Goals:
1) In the Kubernetes troubleshooting guide's factory analogy, what do the pods stand for?
2) Retype everything in the Kubernetes troubleshooting guide from "Kubernetes Troubleshooting: Your" down to "like a pro.".

Document segment:
7.1 : Kubernetes Troubleshooting Guide: Fixing Common Pod and Cluster Errors

Kubernetes Troubleshooting: Your Guide to Fixing Common Pod and Cluster Errors

Kubernetes (K8s) is a powerful platform for managing containerized applications. But let's be honest, things don't always go as planned. Pods crash, clusters misbehave, and you find yourself scratching your head. Don't worry! This guide is here to help you troubleshoot common Kubernetes errors like a pro.

Think of Kubernetes as a well-oiled machine, a factory floor if you will. Your application is the product, the pods are the individual workers, and the cluster is the entire factory. If a worker (pod) suddenly stops working (crashes), or the factory (cluster) has a power outage, production stops. Troubleshooting is about finding out why the worker stopped or why the power went out.

This guide focuses on practical solutions, using simple language, and real-world examples.

1. Pods Stuck in Pending State: The "Out of Resources" Scenario

Problem: Your pod refuses to start and is stuck in the Pending state.

Data excerpt:
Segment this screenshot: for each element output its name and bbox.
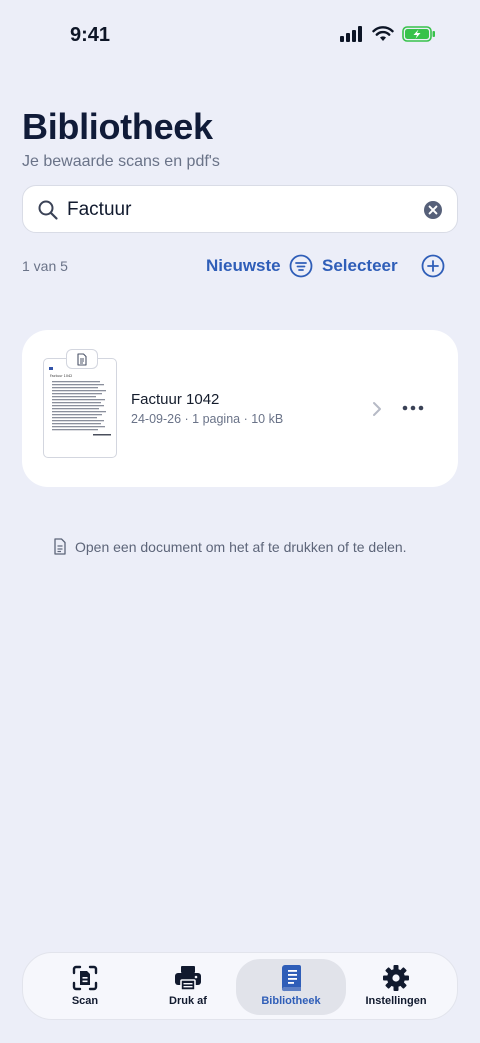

Expected responses:
1) The individual workers.

2)
Kubernetes Troubleshooting: Your Guide to Fixing Common Pod and Cluster Errors

Kubernetes (K8s) is a powerful platform for managing containerized applications. But let's be honest, things don't always go as planned. Pods crash, clusters misbehave, and you find yourself scratching your head. Don't worry! This guide is here to help you troubleshoot common Kubernetes errors like a pro.